■ **Extracted data**

....

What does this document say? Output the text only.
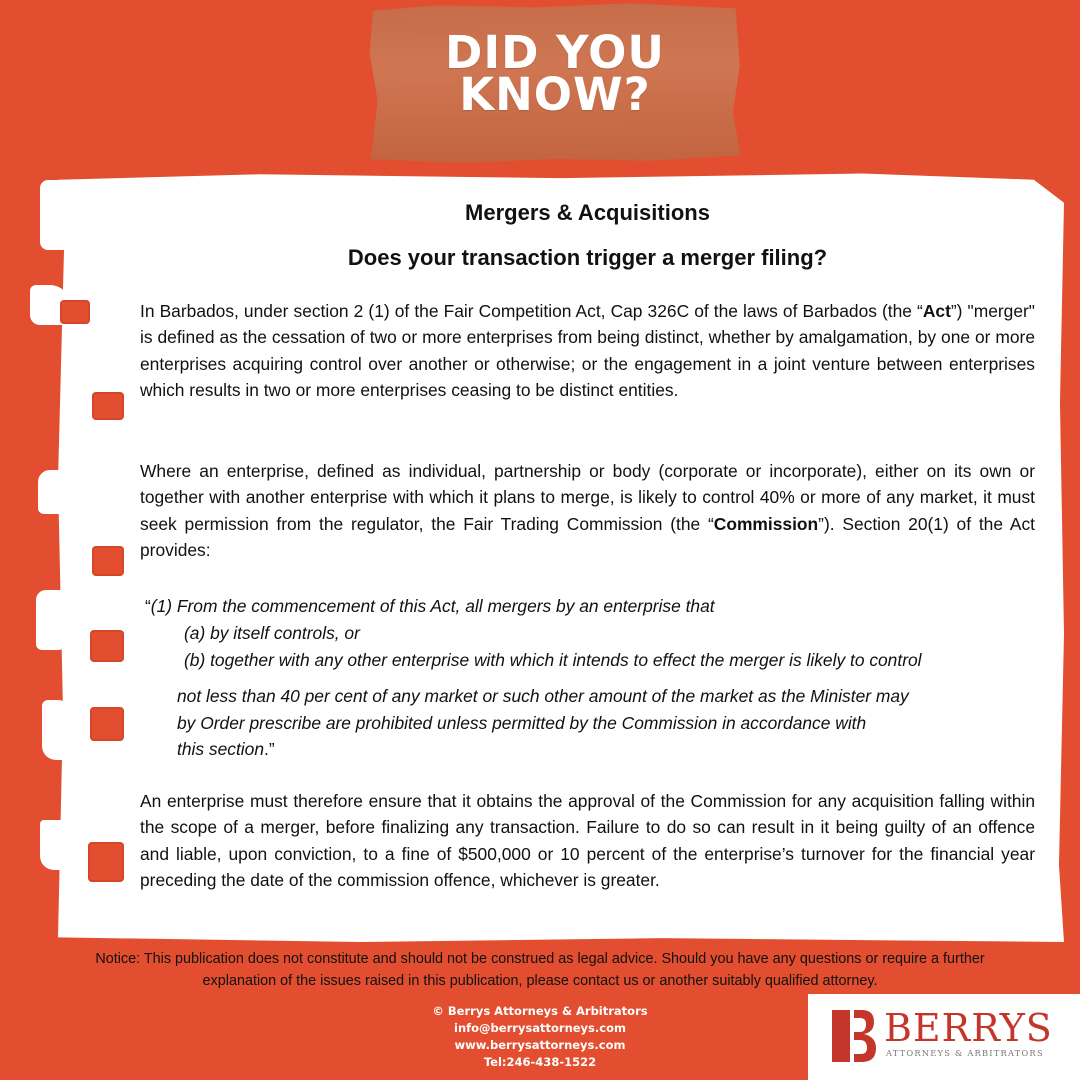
DID YOU
KNOW?
Mergers & Acquisitions
Does your transaction trigger a merger filing?

In Barbados, under section 2 (1) of the Fair Competition Act, Cap 326C of the laws of Barbados (the “Act”) "merger" is defined as the cessation of two or more enterprises from being distinct, whether by amalgamation, by one or more enterprises acquiring control over another or otherwise; or the engagement in a joint venture between enterprises which results in two or more enterprises ceasing to be distinct entities.

Where an enterprise, defined as individual, partnership or body (corporate or incorporate), either on its own or together with another enterprise with which it plans to merge, is likely to control 40% or more of any market, it must seek permission from the regulator, the Fair Trading Commission (the “Commission”). Section 20(1) of the Act provides:

“(1) From the commencement of this Act, all mergers by an enterprise that

(a) by itself controls, or

(b) together with any other enterprise with which it intends to effect the merger is likely to control

not less than 40 per cent of any market or such other amount of the market as the Minister may
by Order prescribe are prohibited unless permitted by the Commission in accordance with
this section.”

An enterprise must therefore ensure that it obtains the approval of the Commission for any acquisition falling within the scope of a merger, before finalizing any transaction. Failure to do so can result in it being guilty of an offence and liable, upon conviction, to a fine of $500,000 or 10 percent of the enterprise’s turnover for the financial year preceding the date of the commission offence, whichever is greater.

Notice: This publication does not constitute and should not be construed as legal advice. Should you have any questions or require a further
explanation of the issues raised in this publication, please contact us or another suitably qualified attorney.
© Berrys Attorneys & Arbitrators
info@berrysattorneys.com
www.berrysattorneys.com
Tel:246-438-1522
BERRYS
ATTORNEYS & ARBITRATORS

....

■ **What needs to be done**
Reproduce the records above exactly, leaving out every picture they contain.

■ **Result for this exercise**
What does this document say? Output the text only.
DID YOU
KNOW?
Mergers & Acquisitions
Does your transaction trigger a merger filing?

In Barbados, under section 2 (1) of the Fair Competition Act, Cap 326C of the laws of Barbados (the “Act”) "merger" is defined as the cessation of two or more enterprises from being distinct, whether by amalgamation, by one or more enterprises acquiring control over another or otherwise; or the engagement in a joint venture between enterprises which results in two or more enterprises ceasing to be distinct entities.

Where an enterprise, defined as individual, partnership or body (corporate or incorporate), either on its own or together with another enterprise with which it plans to merge, is likely to control 40% or more of any market, it must seek permission from the regulator, the Fair Trading Commission (the “Commission”). Section 20(1) of the Act provides:

“(1) From the commencement of this Act, all mergers by an enterprise that

(a) by itself controls, or

(b) together with any other enterprise with which it intends to effect the merger is likely to control

not less than 40 per cent of any market or such other amount of the market as the Minister may
by Order prescribe are prohibited unless permitted by the Commission in accordance with
this section.”

An enterprise must therefore ensure that it obtains the approval of the Commission for any acquisition falling within the scope of a merger, before finalizing any transaction. Failure to do so can result in it being guilty of an offence and liable, upon conviction, to a fine of $500,000 or 10 percent of the enterprise’s turnover for the financial year preceding the date of the commission offence, whichever is greater.

Notice: This publication does not constitute and should not be construed as legal advice. Should you have any questions or require a further
explanation of the issues raised in this publication, please contact us or another suitably qualified attorney.
© Berrys Attorneys & Arbitrators
info@berrysattorneys.com
www.berrysattorneys.com
Tel:246-438-1522
BERRYS
ATTORNEYS & ARBITRATORS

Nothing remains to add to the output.